(Dataset items)
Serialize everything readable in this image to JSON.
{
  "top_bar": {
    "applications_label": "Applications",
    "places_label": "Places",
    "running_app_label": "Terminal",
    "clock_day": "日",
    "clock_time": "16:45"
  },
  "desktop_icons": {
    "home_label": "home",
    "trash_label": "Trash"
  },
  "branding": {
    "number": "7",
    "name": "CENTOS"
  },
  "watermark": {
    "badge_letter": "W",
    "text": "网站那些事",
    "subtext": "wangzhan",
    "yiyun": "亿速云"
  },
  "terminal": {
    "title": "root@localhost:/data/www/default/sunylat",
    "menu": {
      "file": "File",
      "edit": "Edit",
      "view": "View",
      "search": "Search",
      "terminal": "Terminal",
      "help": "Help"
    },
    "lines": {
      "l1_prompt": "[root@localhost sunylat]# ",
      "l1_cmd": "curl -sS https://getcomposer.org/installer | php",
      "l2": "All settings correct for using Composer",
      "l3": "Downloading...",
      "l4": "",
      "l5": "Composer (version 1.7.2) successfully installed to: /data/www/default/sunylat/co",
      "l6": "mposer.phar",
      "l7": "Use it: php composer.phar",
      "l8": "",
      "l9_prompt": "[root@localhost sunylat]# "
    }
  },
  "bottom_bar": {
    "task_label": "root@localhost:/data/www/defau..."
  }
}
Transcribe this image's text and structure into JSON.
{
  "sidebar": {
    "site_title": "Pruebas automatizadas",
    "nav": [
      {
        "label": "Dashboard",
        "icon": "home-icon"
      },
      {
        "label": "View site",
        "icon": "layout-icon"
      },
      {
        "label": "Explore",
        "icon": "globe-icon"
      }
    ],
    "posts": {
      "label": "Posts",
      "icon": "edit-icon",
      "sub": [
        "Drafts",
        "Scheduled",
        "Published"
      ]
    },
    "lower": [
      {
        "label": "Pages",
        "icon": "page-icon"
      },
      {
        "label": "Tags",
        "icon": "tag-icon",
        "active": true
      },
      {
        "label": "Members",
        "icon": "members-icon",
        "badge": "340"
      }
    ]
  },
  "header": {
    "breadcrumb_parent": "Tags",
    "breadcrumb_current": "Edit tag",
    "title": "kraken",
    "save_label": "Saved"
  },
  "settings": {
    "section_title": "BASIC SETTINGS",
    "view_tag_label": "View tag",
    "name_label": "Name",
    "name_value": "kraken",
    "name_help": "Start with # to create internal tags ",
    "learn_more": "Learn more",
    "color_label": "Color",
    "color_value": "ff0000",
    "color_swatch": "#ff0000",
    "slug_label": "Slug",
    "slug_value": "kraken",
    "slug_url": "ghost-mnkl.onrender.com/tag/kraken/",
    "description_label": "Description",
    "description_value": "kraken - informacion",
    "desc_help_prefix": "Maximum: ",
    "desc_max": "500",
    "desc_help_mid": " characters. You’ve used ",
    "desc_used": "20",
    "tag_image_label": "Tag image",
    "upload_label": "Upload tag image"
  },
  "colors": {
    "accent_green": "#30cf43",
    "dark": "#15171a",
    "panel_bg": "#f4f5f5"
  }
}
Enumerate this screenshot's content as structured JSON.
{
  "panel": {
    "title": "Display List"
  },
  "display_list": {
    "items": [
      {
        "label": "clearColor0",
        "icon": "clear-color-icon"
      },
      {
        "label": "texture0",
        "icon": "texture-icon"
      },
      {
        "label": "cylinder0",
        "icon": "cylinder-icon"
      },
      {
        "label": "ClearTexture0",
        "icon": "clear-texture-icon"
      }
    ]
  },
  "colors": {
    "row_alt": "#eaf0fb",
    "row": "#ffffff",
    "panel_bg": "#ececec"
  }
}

◆ **JOB**
Transcribe every entry word for word.

◆ **REPLY TO THE TASK**
Serialize everything readable in this image to JSON.
{
  "top_bar": {
    "applications_label": "Applications",
    "places_label": "Places",
    "running_app_label": "Terminal",
    "clock_day": "日",
    "clock_time": "16:45"
  },
  "desktop_icons": {
    "home_label": "home",
    "trash_label": "Trash"
  },
  "branding": {
    "number": "7",
    "name": "CENTOS"
  },
  "watermark": {
    "badge_letter": "W",
    "text": "网站那些事",
    "subtext": "wangzhan",
    "yiyun": "亿速云"
  },
  "terminal": {
    "title": "root@localhost:/data/www/default/sunylat",
    "menu": {
      "file": "File",
      "edit": "Edit",
      "view": "View",
      "search": "Search",
      "terminal": "Terminal",
      "help": "Help"
    },
    "lines": {
      "l1_prompt": "[root@localhost sunylat]# ",
      "l1_cmd": "curl -sS https://getcomposer.org/installer | php",
      "l2": "All settings correct for using Composer",
      "l3": "Downloading...",
      "l4": "",
      "l5": "Composer (version 1.7.2) successfully installed to: /data/www/default/sunylat/co",
      "l6": "mposer.phar",
      "l7": "Use it: php composer.phar",
      "l8": "",
      "l9_prompt": "[root@localhost sunylat]# "
    }
  },
  "bottom_bar": {
    "task_label": "root@localhost:/data/www/defau..."
  }
}
Transcribe this image's text and structure into JSON.
{
  "sidebar": {
    "site_title": "Pruebas automatizadas",
    "nav": [
      {
        "label": "Dashboard",
        "icon": "home-icon"
      },
      {
        "label": "View site",
        "icon": "layout-icon"
      },
      {
        "label": "Explore",
        "icon": "globe-icon"
      }
    ],
    "posts": {
      "label": "Posts",
      "icon": "edit-icon",
      "sub": [
        "Drafts",
        "Scheduled",
        "Published"
      ]
    },
    "lower": [
      {
        "label": "Pages",
        "icon": "page-icon"
      },
      {
        "label": "Tags",
        "icon": "tag-icon",
        "active": true
      },
      {
        "label": "Members",
        "icon": "members-icon",
        "badge": "340"
      }
    ]
  },
  "header": {
    "breadcrumb_parent": "Tags",
    "breadcrumb_current": "Edit tag",
    "title": "kraken",
    "save_label": "Saved"
  },
  "settings": {
    "section_title": "BASIC SETTINGS",
    "view_tag_label": "View tag",
    "name_label": "Name",
    "name_value": "kraken",
    "name_help": "Start with # to create internal tags ",
    "learn_more": "Learn more",
    "color_label": "Color",
    "color_value": "ff0000",
    "color_swatch": "#ff0000",
    "slug_label": "Slug",
    "slug_value": "kraken",
    "slug_url": "ghost-mnkl.onrender.com/tag/kraken/",
    "description_label": "Description",
    "description_value": "kraken - informacion",
    "desc_help_prefix": "Maximum: ",
    "desc_max": "500",
    "desc_help_mid": " characters. You’ve used ",
    "desc_used": "20",
    "tag_image_label": "Tag image",
    "upload_label": "Upload tag image"
  },
  "colors": {
    "accent_green": "#30cf43",
    "dark": "#15171a",
    "panel_bg": "#f4f5f5"
  }
}
Enumerate this screenshot's content as structured JSON.
{
  "panel": {
    "title": "Display List"
  },
  "display_list": {
    "items": [
      {
        "label": "clearColor0",
        "icon": "clear-color-icon"
      },
      {
        "label": "texture0",
        "icon": "texture-icon"
      },
      {
        "label": "cylinder0",
        "icon": "cylinder-icon"
      },
      {
        "label": "ClearTexture0",
        "icon": "clear-texture-icon"
      }
    ]
  },
  "colors": {
    "row_alt": "#eaf0fb",
    "row": "#ffffff",
    "panel_bg": "#ececec"
  }
}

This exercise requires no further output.